*Do this*: Copy each line exactly. Drop every picture.

Dataset excerpt:

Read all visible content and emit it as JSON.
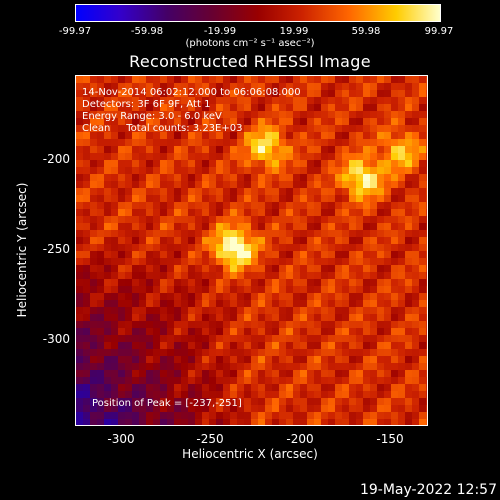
{
  "colorbar": {
    "ticks": [
      "-99.97",
      "-59.98",
      "-19.99",
      "19.99",
      "59.98",
      "99.97"
    ],
    "units": "(photons cm⁻² s⁻¹ asec⁻²)"
  },
  "plot": {
    "title": "Reconstructed RHESSI Image",
    "info": {
      "time": "14-Nov-2014 06:02:12.000 to 06:06:08.000",
      "detectors": "Detectors: 3F 6F 9F, Att 1",
      "energy": "Energy Range: 3.0 - 6.0 keV",
      "clean": "Clean     Total counts: 3.23E+03"
    },
    "peak": "Position of Peak = [-237,-251]",
    "xlabel": "Heliocentric X (arcsec)",
    "ylabel": "Heliocentric Y (arcsec)",
    "xticks": [
      "-300",
      "-250",
      "-200",
      "-150"
    ],
    "yticks": [
      "-200",
      "-250",
      "-300"
    ]
  },
  "footer": {
    "timestamp": "19-May-2022 12:57"
  },
  "chart_data": {
    "type": "heatmap",
    "title": "Reconstructed RHESSI Image",
    "xlabel": "Heliocentric X (arcsec)",
    "ylabel": "Heliocentric Y (arcsec)",
    "xlim": [
      -325,
      -130
    ],
    "ylim": [
      -350,
      -155
    ],
    "colorbar_range": [
      -99.97,
      99.97
    ],
    "sources": [
      {
        "x": -237,
        "y": -251,
        "intensity": 99.97
      },
      {
        "x": -166,
        "y": -212,
        "intensity": 80
      },
      {
        "x": -219,
        "y": -195,
        "intensity": 70
      },
      {
        "x": -145,
        "y": -197,
        "intensity": 55
      }
    ]
  }
}
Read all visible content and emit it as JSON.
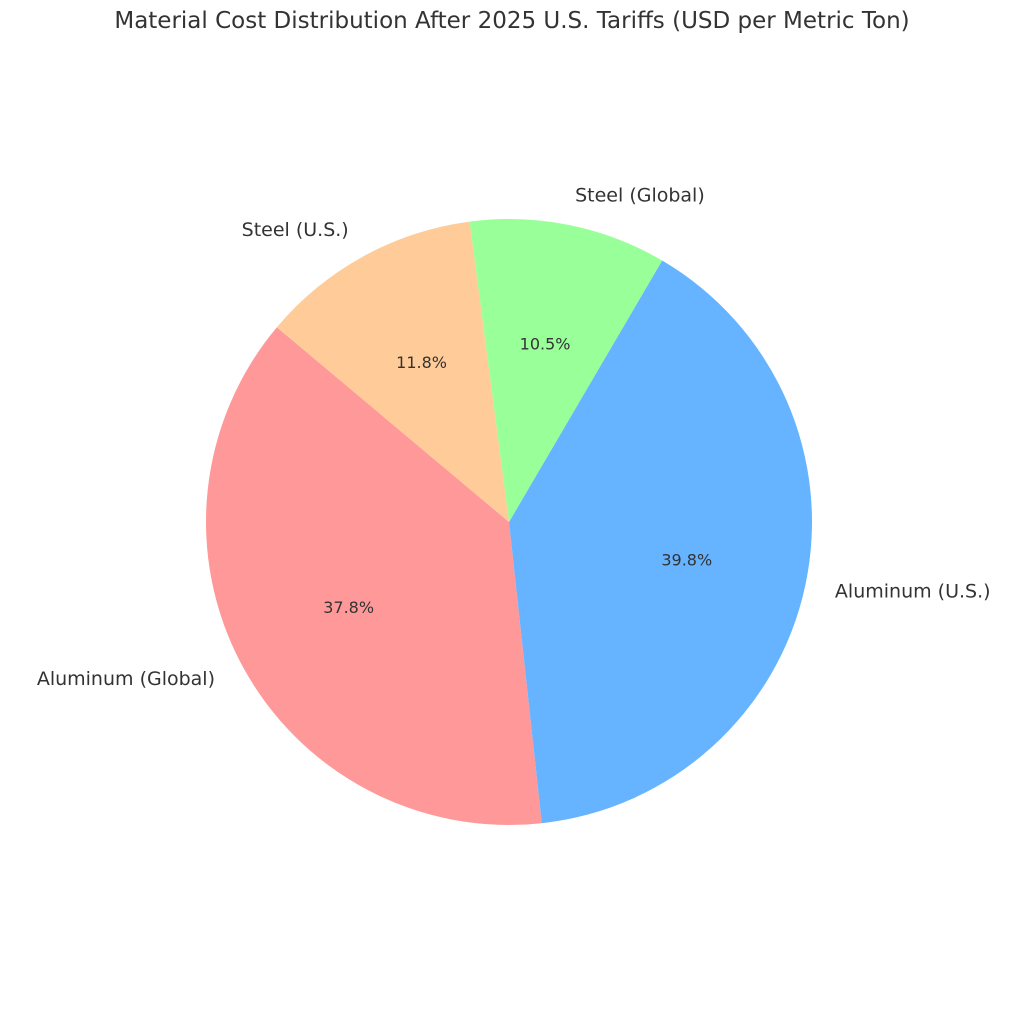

*Exercise solution*:
Read all visible content and emit it as JSON.
{
  "colorbar": {
    "ticks": [
      "-99.97",
      "-59.98",
      "-19.99",
      "19.99",
      "59.98",
      "99.97"
    ],
    "units": "(photons cm⁻² s⁻¹ asec⁻²)"
  },
  "plot": {
    "title": "Reconstructed RHESSI Image",
    "info": {
      "time": "14-Nov-2014 06:02:12.000 to 06:06:08.000",
      "detectors": "Detectors: 3F 6F 9F, Att 1",
      "energy": "Energy Range: 3.0 - 6.0 keV",
      "clean": "Clean     Total counts: 3.23E+03"
    },
    "peak": "Position of Peak = [-237,-251]",
    "xlabel": "Heliocentric X (arcsec)",
    "ylabel": "Heliocentric Y (arcsec)",
    "xticks": [
      "-300",
      "-250",
      "-200",
      "-150"
    ],
    "yticks": [
      "-200",
      "-250",
      "-300"
    ]
  },
  "footer": {
    "timestamp": "19-May-2022 12:57"
  },
  "chart_data": {
    "type": "heatmap",
    "title": "Reconstructed RHESSI Image",
    "xlabel": "Heliocentric X (arcsec)",
    "ylabel": "Heliocentric Y (arcsec)",
    "xlim": [
      -325,
      -130
    ],
    "ylim": [
      -350,
      -155
    ],
    "colorbar_range": [
      -99.97,
      99.97
    ],
    "sources": [
      {
        "x": -237,
        "y": -251,
        "intensity": 99.97
      },
      {
        "x": -166,
        "y": -212,
        "intensity": 80
      },
      {
        "x": -219,
        "y": -195,
        "intensity": 70
      },
      {
        "x": -145,
        "y": -197,
        "intensity": 55
      }
    ]
  }
}
Read all visible content and emit it as JSON.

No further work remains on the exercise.